Stored data

+--

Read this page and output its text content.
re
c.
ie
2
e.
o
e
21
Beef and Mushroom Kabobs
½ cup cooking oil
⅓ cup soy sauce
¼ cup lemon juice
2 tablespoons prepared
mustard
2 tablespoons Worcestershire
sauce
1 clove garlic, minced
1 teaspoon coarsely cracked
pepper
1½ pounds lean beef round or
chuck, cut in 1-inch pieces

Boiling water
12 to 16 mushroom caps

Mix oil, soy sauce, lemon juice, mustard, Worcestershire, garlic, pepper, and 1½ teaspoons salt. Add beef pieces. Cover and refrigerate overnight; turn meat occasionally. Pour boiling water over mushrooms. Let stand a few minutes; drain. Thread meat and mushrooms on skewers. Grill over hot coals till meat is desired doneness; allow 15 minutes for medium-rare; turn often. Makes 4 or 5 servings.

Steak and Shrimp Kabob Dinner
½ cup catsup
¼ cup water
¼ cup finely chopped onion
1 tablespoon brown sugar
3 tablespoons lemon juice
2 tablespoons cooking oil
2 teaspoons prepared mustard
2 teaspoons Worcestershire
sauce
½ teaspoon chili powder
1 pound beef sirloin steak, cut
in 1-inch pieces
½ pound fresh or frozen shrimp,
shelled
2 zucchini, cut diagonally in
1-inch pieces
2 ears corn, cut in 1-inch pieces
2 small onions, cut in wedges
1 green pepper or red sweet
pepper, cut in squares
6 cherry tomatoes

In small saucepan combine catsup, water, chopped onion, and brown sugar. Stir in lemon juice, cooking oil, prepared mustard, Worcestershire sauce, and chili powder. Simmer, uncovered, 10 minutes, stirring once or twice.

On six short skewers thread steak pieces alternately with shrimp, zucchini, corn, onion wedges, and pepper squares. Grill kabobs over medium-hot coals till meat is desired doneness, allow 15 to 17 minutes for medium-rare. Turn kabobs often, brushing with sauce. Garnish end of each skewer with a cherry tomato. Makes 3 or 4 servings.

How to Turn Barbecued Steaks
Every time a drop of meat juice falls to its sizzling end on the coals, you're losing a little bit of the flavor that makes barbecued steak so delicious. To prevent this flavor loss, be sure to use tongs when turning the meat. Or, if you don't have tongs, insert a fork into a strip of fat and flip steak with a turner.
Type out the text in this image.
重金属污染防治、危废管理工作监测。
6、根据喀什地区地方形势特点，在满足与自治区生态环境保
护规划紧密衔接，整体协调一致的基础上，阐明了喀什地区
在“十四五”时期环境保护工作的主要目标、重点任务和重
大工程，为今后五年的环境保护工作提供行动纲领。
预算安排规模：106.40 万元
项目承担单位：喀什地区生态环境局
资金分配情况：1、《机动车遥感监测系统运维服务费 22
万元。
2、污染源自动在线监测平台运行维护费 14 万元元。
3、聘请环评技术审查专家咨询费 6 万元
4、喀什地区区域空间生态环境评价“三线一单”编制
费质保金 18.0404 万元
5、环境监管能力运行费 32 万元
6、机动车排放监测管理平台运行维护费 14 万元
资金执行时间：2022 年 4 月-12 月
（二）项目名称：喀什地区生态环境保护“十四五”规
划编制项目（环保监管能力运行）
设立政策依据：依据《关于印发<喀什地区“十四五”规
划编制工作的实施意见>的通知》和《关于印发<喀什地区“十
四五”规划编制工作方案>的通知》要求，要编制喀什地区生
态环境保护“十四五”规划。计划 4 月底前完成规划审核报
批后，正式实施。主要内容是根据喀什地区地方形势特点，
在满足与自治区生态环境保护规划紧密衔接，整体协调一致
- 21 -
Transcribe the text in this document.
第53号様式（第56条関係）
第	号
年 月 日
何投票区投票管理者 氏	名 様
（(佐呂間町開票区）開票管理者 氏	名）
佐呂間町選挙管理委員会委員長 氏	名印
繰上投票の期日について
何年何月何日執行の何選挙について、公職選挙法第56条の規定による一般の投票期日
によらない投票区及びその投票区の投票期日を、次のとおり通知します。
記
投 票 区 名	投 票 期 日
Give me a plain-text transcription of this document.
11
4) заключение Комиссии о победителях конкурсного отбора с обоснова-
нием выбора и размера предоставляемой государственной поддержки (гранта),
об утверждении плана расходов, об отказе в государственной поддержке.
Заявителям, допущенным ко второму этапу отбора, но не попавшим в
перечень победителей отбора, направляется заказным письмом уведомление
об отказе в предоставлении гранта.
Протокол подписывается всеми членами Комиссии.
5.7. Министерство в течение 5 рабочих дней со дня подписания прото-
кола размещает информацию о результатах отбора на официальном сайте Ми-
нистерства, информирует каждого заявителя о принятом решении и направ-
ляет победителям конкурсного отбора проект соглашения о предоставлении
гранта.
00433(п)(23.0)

+--

Repeat only the lines from the one holding "Give me a plain-text" through the last line of the data.

Give me a plain-text transcription of this document.
11
4) заключение Комиссии о победителях конкурсного отбора с обоснова-
нием выбора и размера предоставляемой государственной поддержки (гранта),
об утверждении плана расходов, об отказе в государственной поддержке.
Заявителям, допущенным ко второму этапу отбора, но не попавшим в
перечень победителей отбора, направляется заказным письмом уведомление
об отказе в предоставлении гранта.
Протокол подписывается всеми членами Комиссии.
5.7. Министерство в течение 5 рабочих дней со дня подписания прото-
кола размещает информацию о результатах отбора на официальном сайте Ми-
нистерства, информирует каждого заявителя о принятом решении и направ-
ляет победителям конкурсного отбора проект соглашения о предоставлении
гранта.
00433(п)(23.0)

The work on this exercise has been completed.